[START OF Material]

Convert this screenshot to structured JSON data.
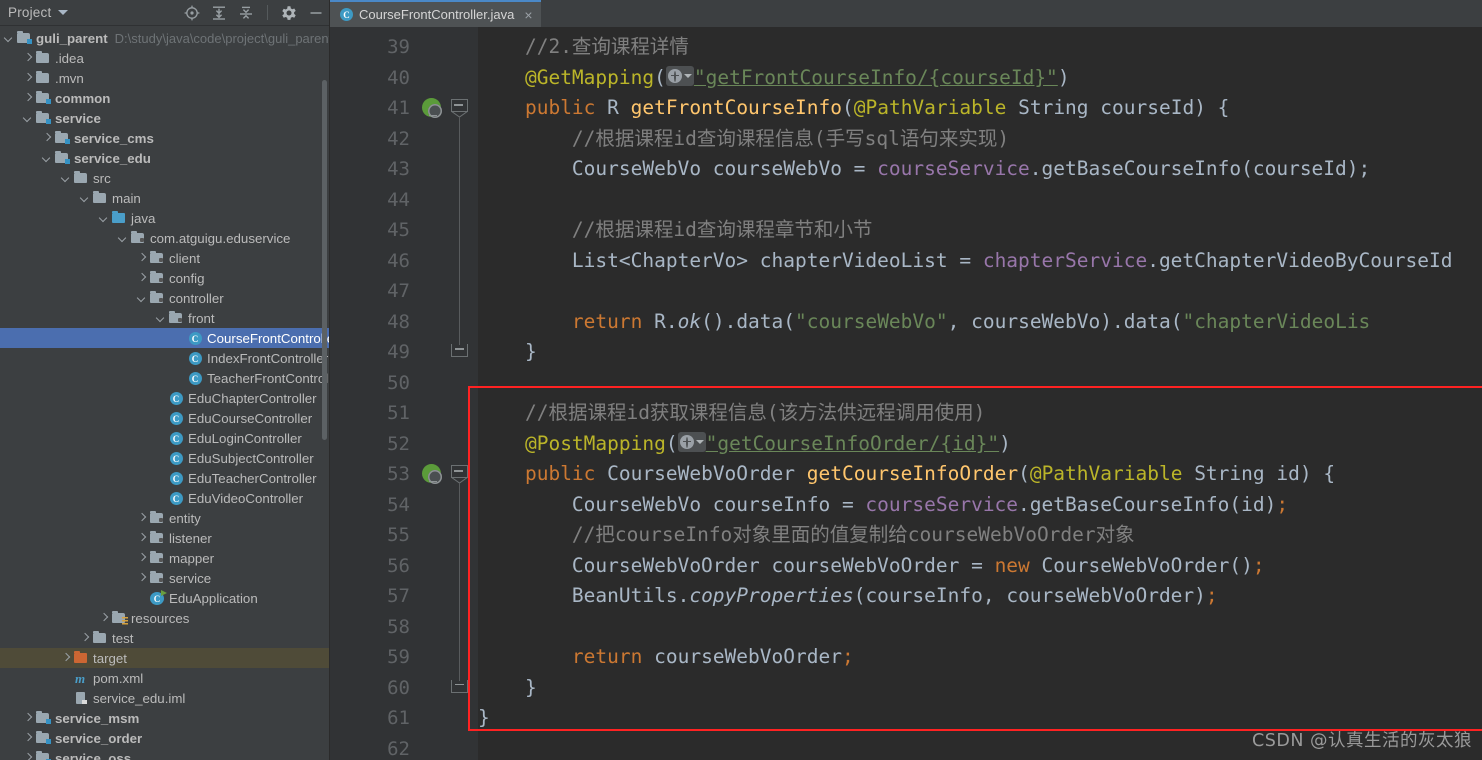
{
  "panel": {
    "title": "Project",
    "tools": [
      {
        "name": "locate-icon",
        "label": "Select Opened File"
      },
      {
        "name": "expand-all-icon",
        "label": "Expand All"
      },
      {
        "name": "collapse-all-icon",
        "label": "Collapse All"
      },
      {
        "name": "settings-gear-icon",
        "label": "Settings"
      },
      {
        "name": "hide-icon",
        "label": "Hide"
      }
    ],
    "tree": [
      {
        "depth": 0,
        "arrow": "d",
        "icon": "module",
        "label": "guli_parent",
        "bold": true,
        "path": "D:\\study\\java\\code\\project\\guli_parent"
      },
      {
        "depth": 1,
        "arrow": "r",
        "icon": "folder",
        "label": ".idea"
      },
      {
        "depth": 1,
        "arrow": "r",
        "icon": "folder",
        "label": ".mvn"
      },
      {
        "depth": 1,
        "arrow": "r",
        "icon": "module",
        "label": "common",
        "bold": true
      },
      {
        "depth": 1,
        "arrow": "d",
        "icon": "module",
        "label": "service",
        "bold": true
      },
      {
        "depth": 2,
        "arrow": "r",
        "icon": "module",
        "label": "service_cms",
        "bold": true
      },
      {
        "depth": 2,
        "arrow": "d",
        "icon": "module",
        "label": "service_edu",
        "bold": true
      },
      {
        "depth": 3,
        "arrow": "d",
        "icon": "folder",
        "label": "src"
      },
      {
        "depth": 4,
        "arrow": "d",
        "icon": "folder",
        "label": "main"
      },
      {
        "depth": 5,
        "arrow": "d",
        "icon": "source",
        "label": "java"
      },
      {
        "depth": 6,
        "arrow": "d",
        "icon": "package",
        "label": "com.atguigu.eduservice"
      },
      {
        "depth": 7,
        "arrow": "r",
        "icon": "package",
        "label": "client"
      },
      {
        "depth": 7,
        "arrow": "r",
        "icon": "package",
        "label": "config"
      },
      {
        "depth": 7,
        "arrow": "d",
        "icon": "package",
        "label": "controller"
      },
      {
        "depth": 8,
        "arrow": "d",
        "icon": "package",
        "label": "front"
      },
      {
        "depth": 9,
        "arrow": "none",
        "icon": "class",
        "label": "CourseFrontController",
        "selected": true
      },
      {
        "depth": 9,
        "arrow": "none",
        "icon": "class",
        "label": "IndexFrontController"
      },
      {
        "depth": 9,
        "arrow": "none",
        "icon": "class",
        "label": "TeacherFrontController"
      },
      {
        "depth": 8,
        "arrow": "none",
        "icon": "class",
        "label": "EduChapterController"
      },
      {
        "depth": 8,
        "arrow": "none",
        "icon": "class",
        "label": "EduCourseController"
      },
      {
        "depth": 8,
        "arrow": "none",
        "icon": "class",
        "label": "EduLoginController"
      },
      {
        "depth": 8,
        "arrow": "none",
        "icon": "class",
        "label": "EduSubjectController"
      },
      {
        "depth": 8,
        "arrow": "none",
        "icon": "class",
        "label": "EduTeacherController"
      },
      {
        "depth": 8,
        "arrow": "none",
        "icon": "class",
        "label": "EduVideoController"
      },
      {
        "depth": 7,
        "arrow": "r",
        "icon": "package",
        "label": "entity"
      },
      {
        "depth": 7,
        "arrow": "r",
        "icon": "package",
        "label": "listener"
      },
      {
        "depth": 7,
        "arrow": "r",
        "icon": "package",
        "label": "mapper"
      },
      {
        "depth": 7,
        "arrow": "r",
        "icon": "package",
        "label": "service"
      },
      {
        "depth": 7,
        "arrow": "none",
        "icon": "spring",
        "label": "EduApplication"
      },
      {
        "depth": 5,
        "arrow": "r",
        "icon": "resources",
        "label": "resources"
      },
      {
        "depth": 4,
        "arrow": "r",
        "icon": "folder",
        "label": "test"
      },
      {
        "depth": 3,
        "arrow": "r",
        "icon": "target",
        "label": "target",
        "highlighted": true
      },
      {
        "depth": 3,
        "arrow": "none",
        "icon": "maven",
        "label": "pom.xml"
      },
      {
        "depth": 3,
        "arrow": "none",
        "icon": "iml",
        "label": "service_edu.iml"
      },
      {
        "depth": 1,
        "arrow": "r",
        "icon": "module",
        "label": "service_msm",
        "bold": true
      },
      {
        "depth": 1,
        "arrow": "r",
        "icon": "module",
        "label": "service_order",
        "bold": true
      },
      {
        "depth": 1,
        "arrow": "r",
        "icon": "module",
        "label": "service_oss",
        "bold": true
      }
    ]
  },
  "editor": {
    "tab": {
      "label": "CourseFrontController.java",
      "icon": "java-class-icon",
      "close": "×"
    },
    "first_line_number": 39,
    "lines": [
      {
        "n": 39,
        "tokens": [
          {
            "t": "    ",
            "c": "id"
          },
          {
            "t": "//2.查询课程详情",
            "c": "cm"
          }
        ]
      },
      {
        "n": 40,
        "tokens": [
          {
            "t": "    ",
            "c": "id"
          },
          {
            "t": "@GetMapping",
            "c": "anno"
          },
          {
            "t": "(",
            "c": "id"
          },
          {
            "t": "@@CHIP@@",
            "c": "chip"
          },
          {
            "t": "\"getFrontCourseInfo/{courseId}\"",
            "c": "str ul"
          },
          {
            "t": ")",
            "c": "id"
          }
        ]
      },
      {
        "n": 41,
        "gutterIcon": "spring-mapping-globe",
        "fold": "start",
        "tokens": [
          {
            "t": "    ",
            "c": "id"
          },
          {
            "t": "public",
            "c": "kw"
          },
          {
            "t": " R ",
            "c": "id"
          },
          {
            "t": "getFrontCourseInfo",
            "c": "mth"
          },
          {
            "t": "(",
            "c": "id"
          },
          {
            "t": "@PathVariable",
            "c": "anno"
          },
          {
            "t": " String courseId) {",
            "c": "id"
          }
        ]
      },
      {
        "n": 42,
        "tokens": [
          {
            "t": "        ",
            "c": "id"
          },
          {
            "t": "//根据课程id查询课程信息(手写sql语句来实现)",
            "c": "cm"
          }
        ]
      },
      {
        "n": 43,
        "tokens": [
          {
            "t": "        CourseWebVo courseWebVo = ",
            "c": "id"
          },
          {
            "t": "courseService",
            "c": "fld"
          },
          {
            "t": ".getBaseCourseInfo(courseId);",
            "c": "id"
          }
        ]
      },
      {
        "n": 44,
        "tokens": []
      },
      {
        "n": 45,
        "tokens": [
          {
            "t": "        ",
            "c": "id"
          },
          {
            "t": "//根据课程id查询课程章节和小节",
            "c": "cm"
          }
        ]
      },
      {
        "n": 46,
        "tokens": [
          {
            "t": "        List<ChapterVo> chapterVideoList = ",
            "c": "id"
          },
          {
            "t": "chapterService",
            "c": "fld"
          },
          {
            "t": ".getChapterVideoByCourseId",
            "c": "id"
          }
        ]
      },
      {
        "n": 47,
        "tokens": []
      },
      {
        "n": 48,
        "tokens": [
          {
            "t": "        ",
            "c": "id"
          },
          {
            "t": "return",
            "c": "kw"
          },
          {
            "t": " R.",
            "c": "id"
          },
          {
            "t": "ok",
            "c": "it"
          },
          {
            "t": "().data(",
            "c": "id"
          },
          {
            "t": "\"courseWebVo\"",
            "c": "str"
          },
          {
            "t": ", courseWebVo).data(",
            "c": "id"
          },
          {
            "t": "\"chapterVideoLis",
            "c": "str"
          }
        ]
      },
      {
        "n": 49,
        "fold": "end",
        "tokens": [
          {
            "t": "    }",
            "c": "id"
          }
        ]
      },
      {
        "n": 50,
        "tokens": []
      },
      {
        "n": 51,
        "tokens": [
          {
            "t": "    ",
            "c": "id"
          },
          {
            "t": "//根据课程id获取课程信息(该方法供远程调用使用)",
            "c": "cm"
          }
        ]
      },
      {
        "n": 52,
        "tokens": [
          {
            "t": "    ",
            "c": "id"
          },
          {
            "t": "@PostMapping",
            "c": "anno"
          },
          {
            "t": "(",
            "c": "id"
          },
          {
            "t": "@@CHIP@@",
            "c": "chip"
          },
          {
            "t": "\"getCourseInfoOrder/{id}\"",
            "c": "str ul"
          },
          {
            "t": ")",
            "c": "id"
          }
        ]
      },
      {
        "n": 53,
        "gutterIcon": "spring-mapping-globe",
        "fold": "start",
        "tokens": [
          {
            "t": "    ",
            "c": "id"
          },
          {
            "t": "public",
            "c": "kw"
          },
          {
            "t": " CourseWebVoOrder ",
            "c": "id"
          },
          {
            "t": "getCourseInfoOrder",
            "c": "mth"
          },
          {
            "t": "(",
            "c": "id"
          },
          {
            "t": "@PathVariable",
            "c": "anno"
          },
          {
            "t": " String id) {",
            "c": "id"
          }
        ]
      },
      {
        "n": 54,
        "tokens": [
          {
            "t": "        CourseWebVo courseInfo = ",
            "c": "id"
          },
          {
            "t": "courseService",
            "c": "fld"
          },
          {
            "t": ".getBaseCourseInfo(id)",
            "c": "id"
          },
          {
            "t": ";",
            "c": "kw"
          }
        ]
      },
      {
        "n": 55,
        "tokens": [
          {
            "t": "        ",
            "c": "id"
          },
          {
            "t": "//把courseInfo对象里面的值复制给courseWebVoOrder对象",
            "c": "cm"
          }
        ]
      },
      {
        "n": 56,
        "tokens": [
          {
            "t": "        CourseWebVoOrder courseWebVoOrder = ",
            "c": "id"
          },
          {
            "t": "new",
            "c": "kw"
          },
          {
            "t": " CourseWebVoOrder()",
            "c": "id"
          },
          {
            "t": ";",
            "c": "kw"
          }
        ]
      },
      {
        "n": 57,
        "tokens": [
          {
            "t": "        BeanUtils.",
            "c": "id"
          },
          {
            "t": "copyProperties",
            "c": "it"
          },
          {
            "t": "(courseInfo, courseWebVoOrder)",
            "c": "id"
          },
          {
            "t": ";",
            "c": "kw"
          }
        ]
      },
      {
        "n": 58,
        "tokens": []
      },
      {
        "n": 59,
        "tokens": [
          {
            "t": "        ",
            "c": "id"
          },
          {
            "t": "return",
            "c": "kw"
          },
          {
            "t": " courseWebVoOrder",
            "c": "id"
          },
          {
            "t": ";",
            "c": "kw"
          }
        ]
      },
      {
        "n": 60,
        "fold": "end",
        "tokens": [
          {
            "t": "    }",
            "c": "id"
          }
        ]
      },
      {
        "n": 61,
        "tokens": [
          {
            "t": "}",
            "c": "id"
          }
        ]
      },
      {
        "n": 62,
        "tokens": []
      }
    ],
    "highlight_box": {
      "label": "red-annotation-box",
      "color": "#ff2222",
      "from_line": 50,
      "to_line": 61
    }
  },
  "watermark": "CSDN @认真生活的灰太狼",
  "colors": {
    "selection": "#4b6eaf",
    "highlight_row": "#4f4b38",
    "editor_bg": "#2b2b2b",
    "panel_bg": "#3c3f41",
    "gutter_bg": "#313335",
    "accent_red": "#ff2222"
  }
}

[END OF Material]

§ **Objective**
Copy all lines of the material above where the string "name" occurs.

§ **Result for this exercise**
        "name": "locate-icon",
        "name": "expand-all-icon",
        "name": "collapse-all-icon",
        "name": "settings-gear-icon",
        "name": "hide-icon",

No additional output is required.